**Task requirements**
Continue the blog post on health-care incentives from the point where it stops.

**Passage for review**

The response of political/economic conservatives to the foregoing facts is to want to push more health-care costs onto patients, through higher co-pays and generally by giving them more "skin in the game."  This strikes me as at best responsive to only a piece of the problem.  Patients still suffer from enormous information asymmetry and will thus have a very difficult time making informed decisions.  Utilization rates might decrease under such approaches, but that's probably because financially strapped patients will simply forgo tests and treatments they can't afford, rather than making a judgment that the relevant tests and treatments aren't cost-justified.  Patients typically are not in a position to make such judgments.

The main actors in the system who do have the right incentives and the ability to make informed decisions are insurers--EXCEPT that insurers only have the right incentives if they are forbidden from dropping patients once they become so sick that they require expensive care.  In an ideal world, a health insurer would be paid  based on health-care outcomes.  The Patient Protection and Affordable Care Act moved us at least a little bit in the right direction but did not disrupt the basic fee-for-service structure of American medicine.

Reflecting back on Bin Laden, the discussion of health care costs suggests that what the U.S. should have done was to offer a bounty to Pakistan for his capture or killing.  There was in fact a bounty of up to $25 million on Bin Laden, but if what I have assumed here is correct, that was dwarfed by the billions that Pakistan received to continue pretending to look for him.

4 comments:

Justin said...
This comment has been removed by the author.
Justin said...

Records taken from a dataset
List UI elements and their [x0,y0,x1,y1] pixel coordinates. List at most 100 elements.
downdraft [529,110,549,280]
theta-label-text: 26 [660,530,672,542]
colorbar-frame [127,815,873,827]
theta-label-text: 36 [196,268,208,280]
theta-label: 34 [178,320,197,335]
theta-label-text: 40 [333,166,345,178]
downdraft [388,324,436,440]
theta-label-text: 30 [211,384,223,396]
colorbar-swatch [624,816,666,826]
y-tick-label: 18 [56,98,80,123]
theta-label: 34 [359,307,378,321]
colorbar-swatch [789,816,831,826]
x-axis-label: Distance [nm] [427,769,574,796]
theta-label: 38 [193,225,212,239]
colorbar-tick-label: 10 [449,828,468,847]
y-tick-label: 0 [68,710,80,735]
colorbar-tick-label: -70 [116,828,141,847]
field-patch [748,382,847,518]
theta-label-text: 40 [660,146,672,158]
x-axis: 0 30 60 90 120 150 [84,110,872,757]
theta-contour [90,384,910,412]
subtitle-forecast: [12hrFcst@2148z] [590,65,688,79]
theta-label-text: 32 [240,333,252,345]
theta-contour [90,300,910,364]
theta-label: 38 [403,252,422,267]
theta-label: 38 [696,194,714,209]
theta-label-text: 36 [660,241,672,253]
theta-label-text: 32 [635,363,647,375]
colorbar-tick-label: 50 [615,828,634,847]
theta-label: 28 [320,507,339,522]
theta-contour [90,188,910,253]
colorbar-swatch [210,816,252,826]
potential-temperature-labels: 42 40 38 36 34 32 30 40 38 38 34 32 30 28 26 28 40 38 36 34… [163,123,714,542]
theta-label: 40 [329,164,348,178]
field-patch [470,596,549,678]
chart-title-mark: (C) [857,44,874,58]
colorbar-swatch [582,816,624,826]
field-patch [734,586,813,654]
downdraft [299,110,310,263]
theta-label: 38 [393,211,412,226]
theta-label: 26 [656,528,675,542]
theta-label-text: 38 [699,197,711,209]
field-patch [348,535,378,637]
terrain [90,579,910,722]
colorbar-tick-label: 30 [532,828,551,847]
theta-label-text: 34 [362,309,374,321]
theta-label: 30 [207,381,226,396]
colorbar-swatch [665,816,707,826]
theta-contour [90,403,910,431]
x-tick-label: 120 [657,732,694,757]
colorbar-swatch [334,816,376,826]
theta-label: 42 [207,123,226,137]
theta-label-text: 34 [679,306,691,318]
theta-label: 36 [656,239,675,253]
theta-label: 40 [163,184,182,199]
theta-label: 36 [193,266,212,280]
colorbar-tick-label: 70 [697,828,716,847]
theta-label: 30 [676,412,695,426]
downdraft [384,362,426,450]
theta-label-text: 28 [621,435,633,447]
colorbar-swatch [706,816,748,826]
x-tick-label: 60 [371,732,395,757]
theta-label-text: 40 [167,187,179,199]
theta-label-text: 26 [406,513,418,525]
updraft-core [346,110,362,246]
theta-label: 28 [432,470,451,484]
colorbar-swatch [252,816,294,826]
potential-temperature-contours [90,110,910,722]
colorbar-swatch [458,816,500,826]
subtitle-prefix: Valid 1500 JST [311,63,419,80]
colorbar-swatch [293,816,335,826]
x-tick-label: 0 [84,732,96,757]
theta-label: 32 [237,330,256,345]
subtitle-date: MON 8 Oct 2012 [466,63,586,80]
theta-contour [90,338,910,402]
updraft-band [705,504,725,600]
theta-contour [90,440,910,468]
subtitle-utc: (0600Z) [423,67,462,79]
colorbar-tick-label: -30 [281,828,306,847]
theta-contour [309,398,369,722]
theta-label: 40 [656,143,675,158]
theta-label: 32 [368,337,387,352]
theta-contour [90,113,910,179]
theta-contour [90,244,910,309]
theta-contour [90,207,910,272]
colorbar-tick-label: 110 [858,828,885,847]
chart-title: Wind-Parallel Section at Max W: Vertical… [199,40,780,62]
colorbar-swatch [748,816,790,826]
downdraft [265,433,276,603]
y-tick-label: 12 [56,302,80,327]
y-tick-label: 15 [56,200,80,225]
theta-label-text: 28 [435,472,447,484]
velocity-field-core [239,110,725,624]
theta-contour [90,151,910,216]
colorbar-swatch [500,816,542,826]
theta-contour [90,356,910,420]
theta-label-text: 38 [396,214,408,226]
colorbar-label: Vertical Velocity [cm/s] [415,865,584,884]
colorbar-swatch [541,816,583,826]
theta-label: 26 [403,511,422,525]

**Solved exercise**
But no one individual could have received those billions (even assuming most of those billions were solely dependant on Bin Ladin continuing to be at large, which I doubt). So no one individual would have the incentive to withhold information about Bin Ladin. Such a bounty would be enough to get any particular individual to look for him - and practically no bounty would have been sufficient to get the Pakistani government as an organization to make hunting Bin Laden a legitimate #1 priority.

Michael C. Dorf said...

Justin,

A's I said, I too am doubtful about the accuracy of this theory, and was just using it to start the discussion of the broader topic. BUT, if we take it seriously, then we can easily imagine a large enough bounty to motivate the Pakistani govt as a whole. A's the punchline to the old joke goes, we're just dickering over price.

egarber said...

A variation of your observation that incentives don't always align relates to markets where demand is inelastic.

Take oil and gasoline for example. In the short-run at least, rising gas prices have little impact on demand; average families can't just decide not to purchase fuel, like they can with say, HD televisions. And it's not like they can just go buy a solar car when prices spike.

So the incentive for oil / gas companies is to ride out high prices, which add directly to profit margins. Indeed, there's a reason no refineries were built in the 90's amid all the cheap energy: oil companies wanted prices to increase. And for all the hammering about the need to drill, oil companies are already sitting on thousands of permits they're not using -- again, at least partly because they benefit when limited supply props up prices.

Tying this to the Pakistan / Bin Laden example, you could say that our "demand" for Pakistan's effort is very "price inelastic."